• TASK INPUT:
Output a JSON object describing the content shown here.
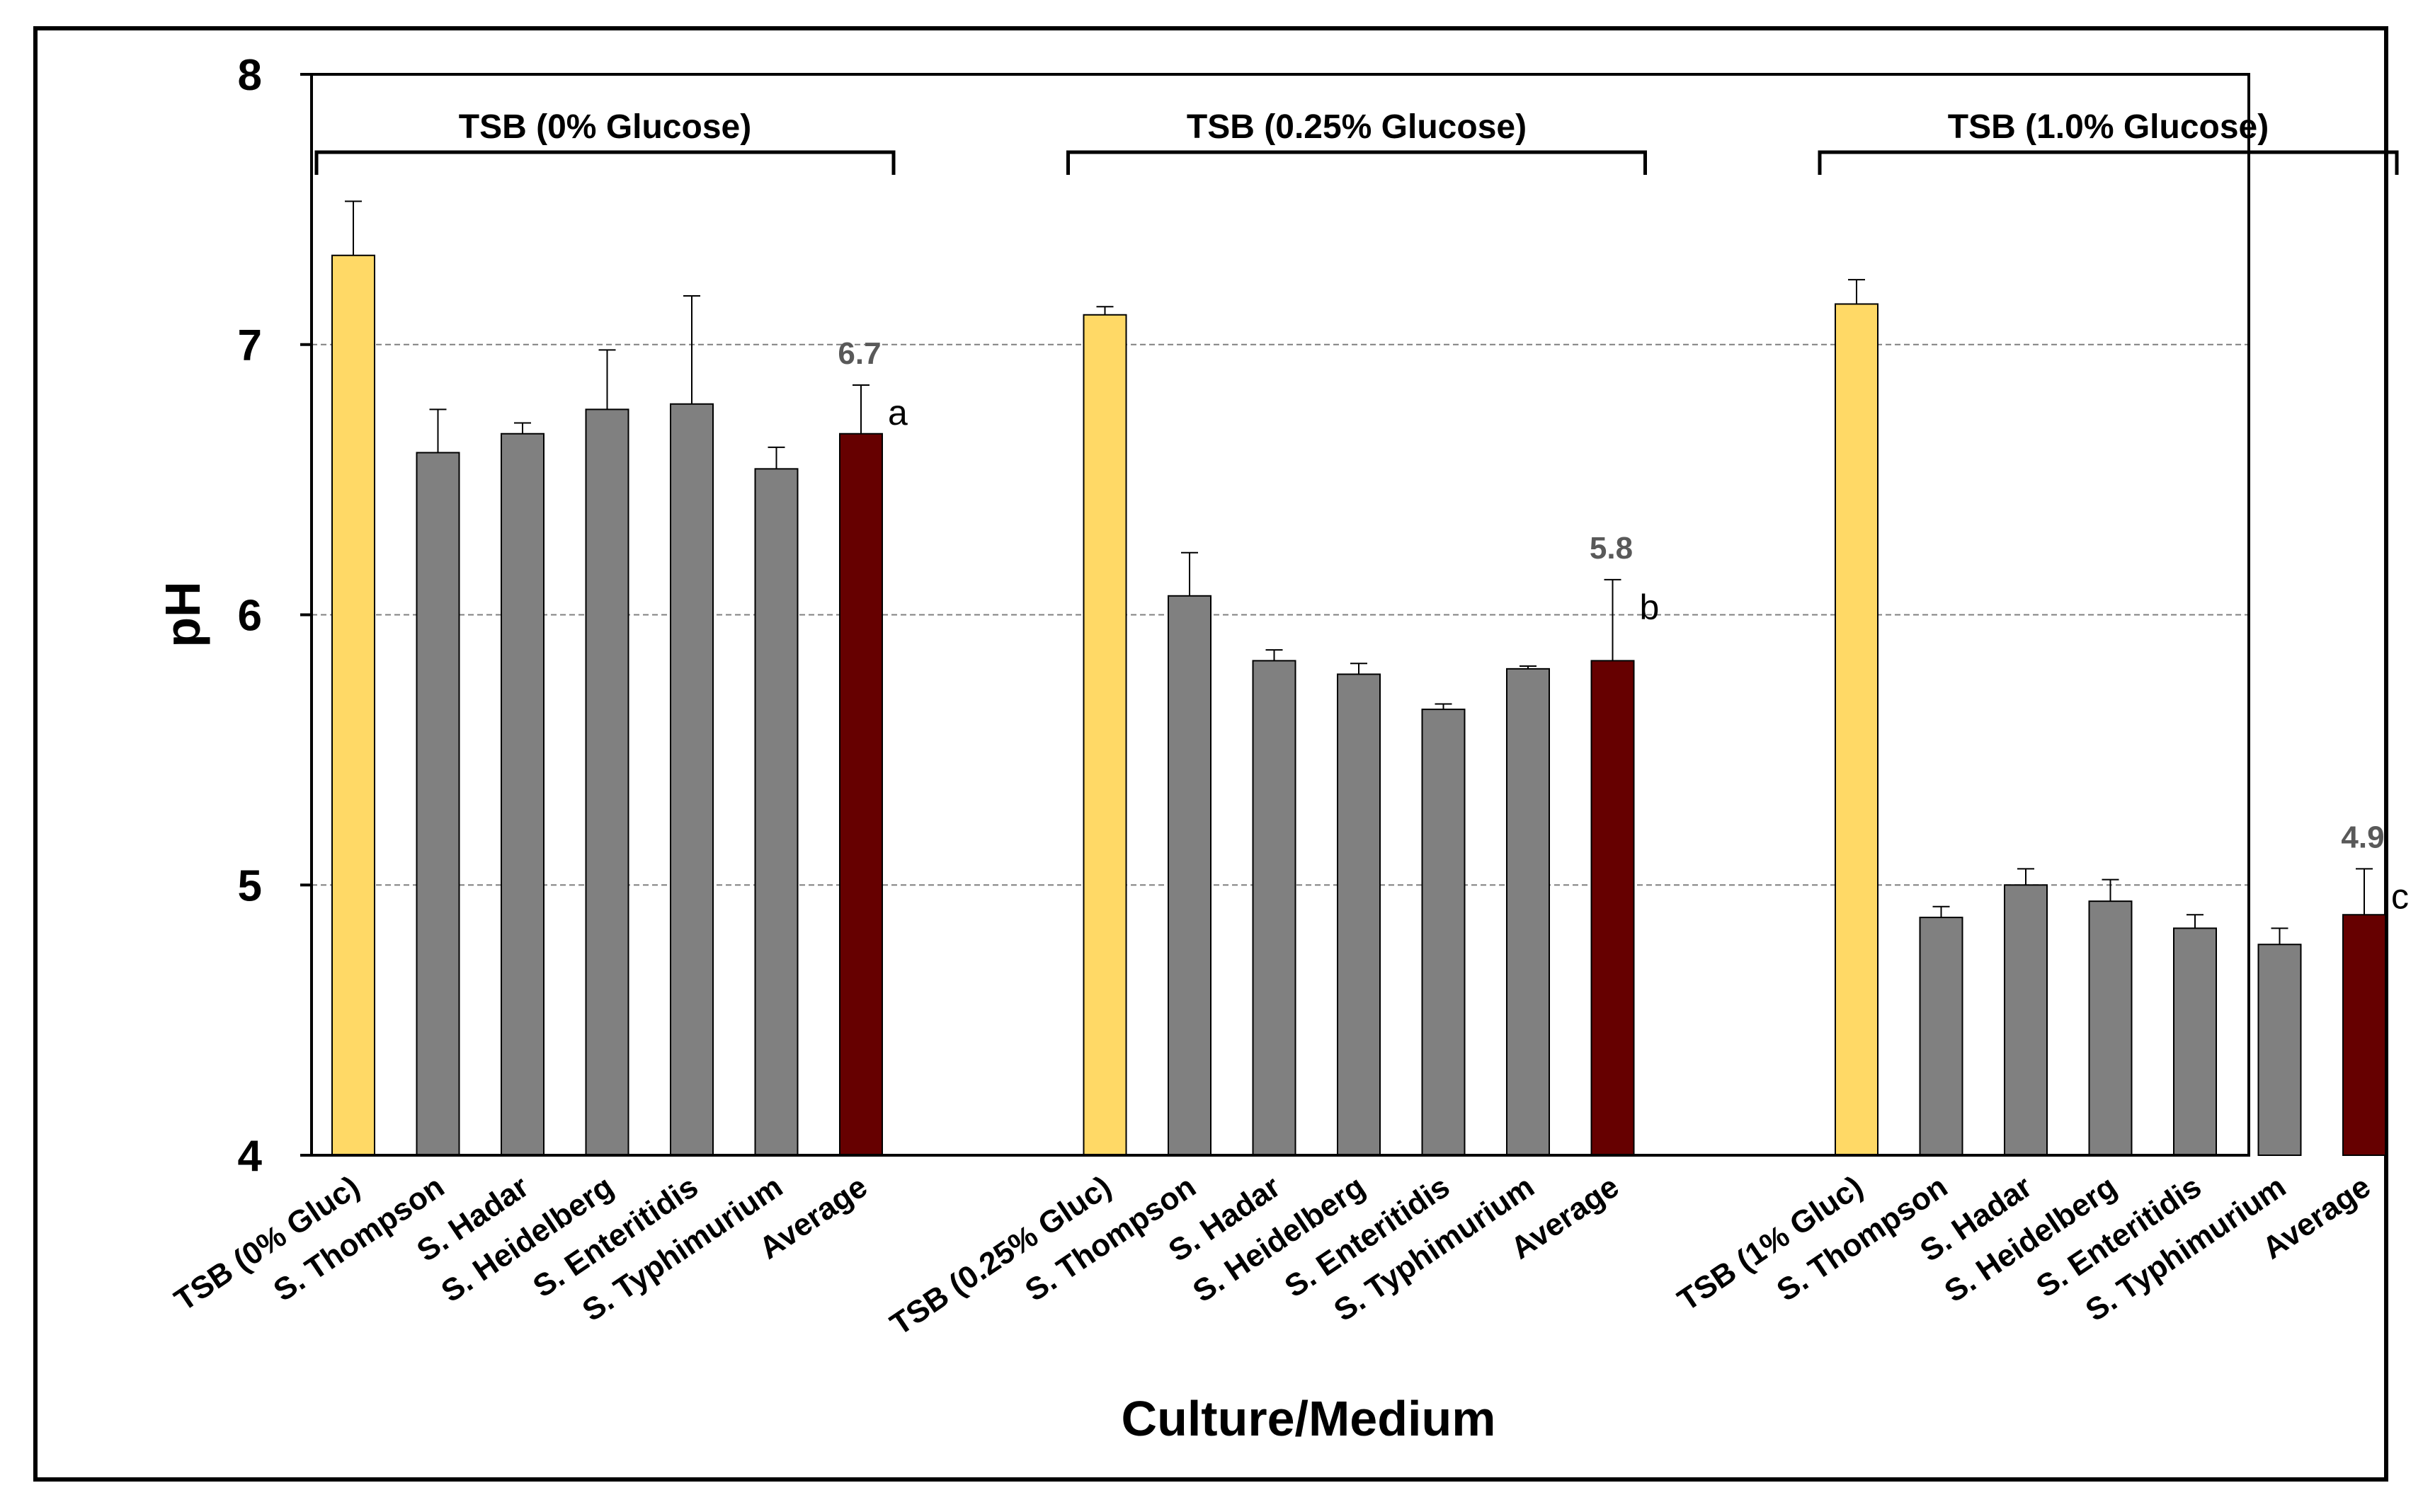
{
  "chart_data": {
    "type": "bar",
    "title": "",
    "xlabel": "Culture/Medium",
    "ylabel": "pH",
    "ylim": [
      4,
      8
    ],
    "yticks": [
      "4",
      "5",
      "6",
      "7",
      "8"
    ],
    "grid": "horizontal dashed",
    "colors": {
      "control": "#FFD966",
      "strain": "#808080",
      "average": "#660000",
      "grid": "#808080",
      "axis": "#000000",
      "value_label": "#595959"
    },
    "groups": [
      {
        "label": "TSB (0% Glucose)",
        "bars": [
          {
            "category": "TSB (0% Gluc)",
            "value": 7.33,
            "error": 0.2,
            "kind": "control"
          },
          {
            "category": "S. Thompson",
            "value": 6.6,
            "error": 0.16,
            "kind": "strain"
          },
          {
            "category": "S. Hadar",
            "value": 6.67,
            "error": 0.04,
            "kind": "strain"
          },
          {
            "category": "S. Heidelberg",
            "value": 6.76,
            "error": 0.22,
            "kind": "strain"
          },
          {
            "category": "S. Enteritidis",
            "value": 6.78,
            "error": 0.4,
            "kind": "strain"
          },
          {
            "category": "S. Typhimurium",
            "value": 6.54,
            "error": 0.08,
            "kind": "strain"
          },
          {
            "category": "Average",
            "value": 6.67,
            "error": 0.18,
            "kind": "average",
            "value_label": "6.7",
            "letter": "a"
          }
        ]
      },
      {
        "label": "TSB (0.25% Glucose)",
        "bars": [
          {
            "category": "TSB (0.25% Gluc)",
            "value": 7.11,
            "error": 0.03,
            "kind": "control"
          },
          {
            "category": "S. Thompson",
            "value": 6.07,
            "error": 0.16,
            "kind": "strain"
          },
          {
            "category": "S. Hadar",
            "value": 5.83,
            "error": 0.04,
            "kind": "strain"
          },
          {
            "category": "S. Heidelberg",
            "value": 5.78,
            "error": 0.04,
            "kind": "strain"
          },
          {
            "category": "S. Enteritidis",
            "value": 5.65,
            "error": 0.02,
            "kind": "strain"
          },
          {
            "category": "S. Typhimurium",
            "value": 5.8,
            "error": 0.01,
            "kind": "strain"
          },
          {
            "category": "Average",
            "value": 5.83,
            "error": 0.3,
            "kind": "average",
            "value_label": "5.8",
            "letter": "b"
          }
        ]
      },
      {
        "label": "TSB (1.0% Glucose)",
        "bars": [
          {
            "category": "TSB (1% Gluc)",
            "value": 7.15,
            "error": 0.09,
            "kind": "control"
          },
          {
            "category": "S. Thompson",
            "value": 4.88,
            "error": 0.04,
            "kind": "strain"
          },
          {
            "category": "S. Hadar",
            "value": 5.0,
            "error": 0.06,
            "kind": "strain"
          },
          {
            "category": "S. Heidelberg",
            "value": 4.94,
            "error": 0.08,
            "kind": "strain"
          },
          {
            "category": "S. Enteritidis",
            "value": 4.84,
            "error": 0.05,
            "kind": "strain"
          },
          {
            "category": "S. Typhimurium",
            "value": 4.78,
            "error": 0.06,
            "kind": "strain"
          },
          {
            "category": "Average",
            "value": 4.89,
            "error": 0.17,
            "kind": "average",
            "value_label": "4.9",
            "letter": "c"
          }
        ]
      }
    ]
  }
}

• WHAT YOU WILL DO: Reproduce the listing above exactly, excluding all pictures.

• WRITTEN RESPONSE:
Output a JSON object describing the content shown here.
{
  "chart_data": {
    "type": "bar",
    "title": "",
    "xlabel": "Culture/Medium",
    "ylabel": "pH",
    "ylim": [
      4,
      8
    ],
    "yticks": [
      "4",
      "5",
      "6",
      "7",
      "8"
    ],
    "grid": "horizontal dashed",
    "colors": {
      "control": "#FFD966",
      "strain": "#808080",
      "average": "#660000",
      "grid": "#808080",
      "axis": "#000000",
      "value_label": "#595959"
    },
    "groups": [
      {
        "label": "TSB (0% Glucose)",
        "bars": [
          {
            "category": "TSB (0% Gluc)",
            "value": 7.33,
            "error": 0.2,
            "kind": "control"
          },
          {
            "category": "S. Thompson",
            "value": 6.6,
            "error": 0.16,
            "kind": "strain"
          },
          {
            "category": "S. Hadar",
            "value": 6.67,
            "error": 0.04,
            "kind": "strain"
          },
          {
            "category": "S. Heidelberg",
            "value": 6.76,
            "error": 0.22,
            "kind": "strain"
          },
          {
            "category": "S. Enteritidis",
            "value": 6.78,
            "error": 0.4,
            "kind": "strain"
          },
          {
            "category": "S. Typhimurium",
            "value": 6.54,
            "error": 0.08,
            "kind": "strain"
          },
          {
            "category": "Average",
            "value": 6.67,
            "error": 0.18,
            "kind": "average",
            "value_label": "6.7",
            "letter": "a"
          }
        ]
      },
      {
        "label": "TSB (0.25% Glucose)",
        "bars": [
          {
            "category": "TSB (0.25% Gluc)",
            "value": 7.11,
            "error": 0.03,
            "kind": "control"
          },
          {
            "category": "S. Thompson",
            "value": 6.07,
            "error": 0.16,
            "kind": "strain"
          },
          {
            "category": "S. Hadar",
            "value": 5.83,
            "error": 0.04,
            "kind": "strain"
          },
          {
            "category": "S. Heidelberg",
            "value": 5.78,
            "error": 0.04,
            "kind": "strain"
          },
          {
            "category": "S. Enteritidis",
            "value": 5.65,
            "error": 0.02,
            "kind": "strain"
          },
          {
            "category": "S. Typhimurium",
            "value": 5.8,
            "error": 0.01,
            "kind": "strain"
          },
          {
            "category": "Average",
            "value": 5.83,
            "error": 0.3,
            "kind": "average",
            "value_label": "5.8",
            "letter": "b"
          }
        ]
      },
      {
        "label": "TSB (1.0% Glucose)",
        "bars": [
          {
            "category": "TSB (1% Gluc)",
            "value": 7.15,
            "error": 0.09,
            "kind": "control"
          },
          {
            "category": "S. Thompson",
            "value": 4.88,
            "error": 0.04,
            "kind": "strain"
          },
          {
            "category": "S. Hadar",
            "value": 5.0,
            "error": 0.06,
            "kind": "strain"
          },
          {
            "category": "S. Heidelberg",
            "value": 4.94,
            "error": 0.08,
            "kind": "strain"
          },
          {
            "category": "S. Enteritidis",
            "value": 4.84,
            "error": 0.05,
            "kind": "strain"
          },
          {
            "category": "S. Typhimurium",
            "value": 4.78,
            "error": 0.06,
            "kind": "strain"
          },
          {
            "category": "Average",
            "value": 4.89,
            "error": 0.17,
            "kind": "average",
            "value_label": "4.9",
            "letter": "c"
          }
        ]
      }
    ]
  }
}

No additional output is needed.